_GOAL_
Go through the records and extract every line with the word "OPNH".

_GIVEN INFORMATION_
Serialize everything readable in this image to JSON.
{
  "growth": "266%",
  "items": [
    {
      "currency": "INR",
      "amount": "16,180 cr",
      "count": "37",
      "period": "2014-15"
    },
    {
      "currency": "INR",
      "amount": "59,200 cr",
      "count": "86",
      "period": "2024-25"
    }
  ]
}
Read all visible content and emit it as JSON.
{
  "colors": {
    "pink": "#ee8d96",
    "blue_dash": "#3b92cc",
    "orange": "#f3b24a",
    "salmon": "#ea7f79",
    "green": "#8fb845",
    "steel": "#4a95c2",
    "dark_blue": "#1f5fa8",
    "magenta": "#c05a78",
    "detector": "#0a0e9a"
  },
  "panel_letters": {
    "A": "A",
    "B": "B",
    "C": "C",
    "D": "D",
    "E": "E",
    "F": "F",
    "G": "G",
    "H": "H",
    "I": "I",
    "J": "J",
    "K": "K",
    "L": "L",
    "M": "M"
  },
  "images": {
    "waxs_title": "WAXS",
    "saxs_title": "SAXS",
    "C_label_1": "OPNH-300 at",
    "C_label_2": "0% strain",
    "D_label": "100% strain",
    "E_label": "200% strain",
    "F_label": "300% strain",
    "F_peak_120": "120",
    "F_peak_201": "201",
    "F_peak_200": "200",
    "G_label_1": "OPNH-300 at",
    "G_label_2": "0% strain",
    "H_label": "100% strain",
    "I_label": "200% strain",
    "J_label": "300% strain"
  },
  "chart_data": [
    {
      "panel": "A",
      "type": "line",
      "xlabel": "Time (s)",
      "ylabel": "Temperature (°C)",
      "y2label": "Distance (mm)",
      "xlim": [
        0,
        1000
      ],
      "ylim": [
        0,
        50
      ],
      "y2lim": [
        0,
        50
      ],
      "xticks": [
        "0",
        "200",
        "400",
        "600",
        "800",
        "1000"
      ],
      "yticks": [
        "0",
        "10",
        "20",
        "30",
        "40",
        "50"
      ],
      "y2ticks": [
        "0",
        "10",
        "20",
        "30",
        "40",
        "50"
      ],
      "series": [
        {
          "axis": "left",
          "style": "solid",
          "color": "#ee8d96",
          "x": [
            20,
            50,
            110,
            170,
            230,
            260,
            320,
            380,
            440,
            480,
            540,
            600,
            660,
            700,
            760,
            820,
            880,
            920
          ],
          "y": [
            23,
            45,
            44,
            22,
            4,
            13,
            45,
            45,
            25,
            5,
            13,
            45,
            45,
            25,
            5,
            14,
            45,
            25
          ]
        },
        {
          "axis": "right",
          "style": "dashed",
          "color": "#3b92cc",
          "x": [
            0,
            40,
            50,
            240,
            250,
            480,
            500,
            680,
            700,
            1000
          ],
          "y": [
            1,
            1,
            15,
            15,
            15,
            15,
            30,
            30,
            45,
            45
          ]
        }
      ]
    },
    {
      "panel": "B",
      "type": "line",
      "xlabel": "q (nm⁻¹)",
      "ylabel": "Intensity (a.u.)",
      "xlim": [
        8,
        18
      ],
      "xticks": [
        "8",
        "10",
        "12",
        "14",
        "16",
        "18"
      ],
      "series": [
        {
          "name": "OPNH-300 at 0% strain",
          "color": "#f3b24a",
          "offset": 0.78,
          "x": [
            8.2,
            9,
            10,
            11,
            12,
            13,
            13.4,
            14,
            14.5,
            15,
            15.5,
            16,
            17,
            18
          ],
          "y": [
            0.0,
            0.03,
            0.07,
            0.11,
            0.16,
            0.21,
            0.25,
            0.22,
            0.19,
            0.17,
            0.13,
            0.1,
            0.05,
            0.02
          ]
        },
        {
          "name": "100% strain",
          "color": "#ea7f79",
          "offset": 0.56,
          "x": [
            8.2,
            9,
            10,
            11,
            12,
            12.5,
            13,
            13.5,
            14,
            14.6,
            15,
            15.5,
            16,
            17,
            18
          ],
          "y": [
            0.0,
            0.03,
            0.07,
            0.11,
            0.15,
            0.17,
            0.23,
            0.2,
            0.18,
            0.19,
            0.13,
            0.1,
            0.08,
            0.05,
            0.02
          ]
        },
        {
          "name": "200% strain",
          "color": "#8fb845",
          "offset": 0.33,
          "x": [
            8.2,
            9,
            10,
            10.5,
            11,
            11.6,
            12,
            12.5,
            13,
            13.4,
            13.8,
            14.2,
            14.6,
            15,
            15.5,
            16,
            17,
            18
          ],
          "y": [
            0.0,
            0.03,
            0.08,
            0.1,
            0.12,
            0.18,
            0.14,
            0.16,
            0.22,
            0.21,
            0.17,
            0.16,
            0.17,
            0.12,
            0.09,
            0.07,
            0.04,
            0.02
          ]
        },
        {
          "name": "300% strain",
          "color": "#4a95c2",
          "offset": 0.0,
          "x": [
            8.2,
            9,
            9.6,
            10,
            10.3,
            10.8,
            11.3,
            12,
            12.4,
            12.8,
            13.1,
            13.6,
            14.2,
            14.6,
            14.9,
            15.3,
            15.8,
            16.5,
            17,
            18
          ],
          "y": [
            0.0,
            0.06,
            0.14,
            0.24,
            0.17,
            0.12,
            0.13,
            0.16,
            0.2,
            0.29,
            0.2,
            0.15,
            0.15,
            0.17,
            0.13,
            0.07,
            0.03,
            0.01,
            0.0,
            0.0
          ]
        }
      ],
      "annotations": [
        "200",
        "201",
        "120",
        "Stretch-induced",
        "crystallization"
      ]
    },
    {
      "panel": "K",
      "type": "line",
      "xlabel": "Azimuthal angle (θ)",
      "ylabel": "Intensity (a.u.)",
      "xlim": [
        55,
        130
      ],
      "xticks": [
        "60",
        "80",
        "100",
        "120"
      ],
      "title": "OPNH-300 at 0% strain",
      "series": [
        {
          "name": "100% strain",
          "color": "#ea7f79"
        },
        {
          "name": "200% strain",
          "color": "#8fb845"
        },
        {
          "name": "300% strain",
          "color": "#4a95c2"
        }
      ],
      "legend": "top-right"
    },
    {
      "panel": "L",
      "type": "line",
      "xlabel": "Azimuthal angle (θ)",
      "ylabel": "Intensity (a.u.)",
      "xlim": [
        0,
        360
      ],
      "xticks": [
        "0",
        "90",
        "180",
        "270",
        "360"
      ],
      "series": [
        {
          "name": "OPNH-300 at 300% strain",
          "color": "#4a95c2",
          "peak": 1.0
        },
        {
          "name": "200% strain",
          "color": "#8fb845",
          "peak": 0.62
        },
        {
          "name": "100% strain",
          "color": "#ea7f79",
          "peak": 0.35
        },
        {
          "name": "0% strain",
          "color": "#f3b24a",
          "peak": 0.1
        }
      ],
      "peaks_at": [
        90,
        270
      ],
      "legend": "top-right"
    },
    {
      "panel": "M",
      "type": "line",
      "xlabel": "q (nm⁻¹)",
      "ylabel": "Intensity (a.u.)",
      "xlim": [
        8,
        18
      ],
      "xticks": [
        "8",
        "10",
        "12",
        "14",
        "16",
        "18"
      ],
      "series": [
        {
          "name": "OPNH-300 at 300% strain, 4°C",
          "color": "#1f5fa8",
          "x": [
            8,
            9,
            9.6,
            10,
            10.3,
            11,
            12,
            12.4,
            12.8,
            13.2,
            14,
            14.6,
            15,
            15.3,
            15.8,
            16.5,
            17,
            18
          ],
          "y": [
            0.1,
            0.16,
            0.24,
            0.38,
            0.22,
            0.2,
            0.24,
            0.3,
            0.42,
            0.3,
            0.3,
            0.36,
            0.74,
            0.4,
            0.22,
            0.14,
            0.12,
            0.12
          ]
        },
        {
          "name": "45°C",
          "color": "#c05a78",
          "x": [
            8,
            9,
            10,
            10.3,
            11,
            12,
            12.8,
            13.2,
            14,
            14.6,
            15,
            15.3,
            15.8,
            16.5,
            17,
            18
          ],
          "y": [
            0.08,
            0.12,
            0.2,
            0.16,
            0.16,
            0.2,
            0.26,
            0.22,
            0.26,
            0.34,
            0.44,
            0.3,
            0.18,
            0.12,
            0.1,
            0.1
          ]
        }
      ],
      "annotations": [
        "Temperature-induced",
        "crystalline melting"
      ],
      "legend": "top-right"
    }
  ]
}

_FULL ANSWER_
    "C_label_1": "OPNH-300 at",
    "G_label_1": "OPNH-300 at",
          "name": "OPNH-300 at 0% strain",
      "title": "OPNH-300 at 0% strain",
          "name": "OPNH-300 at 300% strain",
          "name": "OPNH-300 at 300% strain, 4°C",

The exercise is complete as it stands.